▶ Given request: Select, from the data, each line where "Administrativa" occurs.

▶ Records:
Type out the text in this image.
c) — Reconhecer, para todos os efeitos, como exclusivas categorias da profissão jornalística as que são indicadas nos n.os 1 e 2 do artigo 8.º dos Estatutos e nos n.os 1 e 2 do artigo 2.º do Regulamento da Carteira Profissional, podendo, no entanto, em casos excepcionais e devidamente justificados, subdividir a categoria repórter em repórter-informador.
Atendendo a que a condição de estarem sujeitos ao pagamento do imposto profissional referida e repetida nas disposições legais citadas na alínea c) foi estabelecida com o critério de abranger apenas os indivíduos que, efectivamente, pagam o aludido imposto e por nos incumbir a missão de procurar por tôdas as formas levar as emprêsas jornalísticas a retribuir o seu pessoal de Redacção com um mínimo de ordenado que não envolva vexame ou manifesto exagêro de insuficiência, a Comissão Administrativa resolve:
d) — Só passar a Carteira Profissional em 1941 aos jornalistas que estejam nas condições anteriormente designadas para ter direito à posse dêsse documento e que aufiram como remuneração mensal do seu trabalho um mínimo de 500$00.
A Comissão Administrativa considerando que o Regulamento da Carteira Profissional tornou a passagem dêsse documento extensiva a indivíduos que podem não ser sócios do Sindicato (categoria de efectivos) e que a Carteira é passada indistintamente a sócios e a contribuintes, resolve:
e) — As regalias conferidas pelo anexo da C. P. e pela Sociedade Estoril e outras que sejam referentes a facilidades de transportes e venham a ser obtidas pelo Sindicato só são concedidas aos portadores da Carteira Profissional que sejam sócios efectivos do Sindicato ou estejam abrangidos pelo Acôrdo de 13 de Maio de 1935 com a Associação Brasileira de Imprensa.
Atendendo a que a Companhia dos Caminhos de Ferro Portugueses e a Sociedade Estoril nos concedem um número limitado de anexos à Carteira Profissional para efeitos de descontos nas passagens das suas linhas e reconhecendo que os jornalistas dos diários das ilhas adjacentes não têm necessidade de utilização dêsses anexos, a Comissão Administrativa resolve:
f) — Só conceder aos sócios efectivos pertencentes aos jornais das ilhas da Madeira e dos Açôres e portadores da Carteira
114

▶ Solution below:
Atendendo a que a condição de estarem sujeitos ao pagamento do imposto profissional referida e repetida nas disposições legais citadas na alínea c) foi estabelecida com o critério de abranger apenas os indivíduos que, efectivamente, pagam o aludido imposto e por nos incumbir a missão de procurar por tôdas as formas levar as emprêsas jornalísticas a retribuir o seu pessoal de Redacção com um mínimo de ordenado que não envolva vexame ou manifesto exagêro de insuficiência, a Comissão Administrativa resolve:
A Comissão Administrativa considerando que o Regulamento da Carteira Profissional tornou a passagem dêsse documento extensiva a indivíduos que podem não ser sócios do Sindicato (categoria de efectivos) e que a Carteira é passada indistintamente a sócios e a contribuintes, resolve:
Atendendo a que a Companhia dos Caminhos de Ferro Portugueses e a Sociedade Estoril nos concedem um número limitado de anexos à Carteira Profissional para efeitos de descontos nas passagens das suas linhas e reconhecendo que os jornalistas dos diários das ilhas adjacentes não têm necessidade de utilização dêsses anexos, a Comissão Administrativa resolve:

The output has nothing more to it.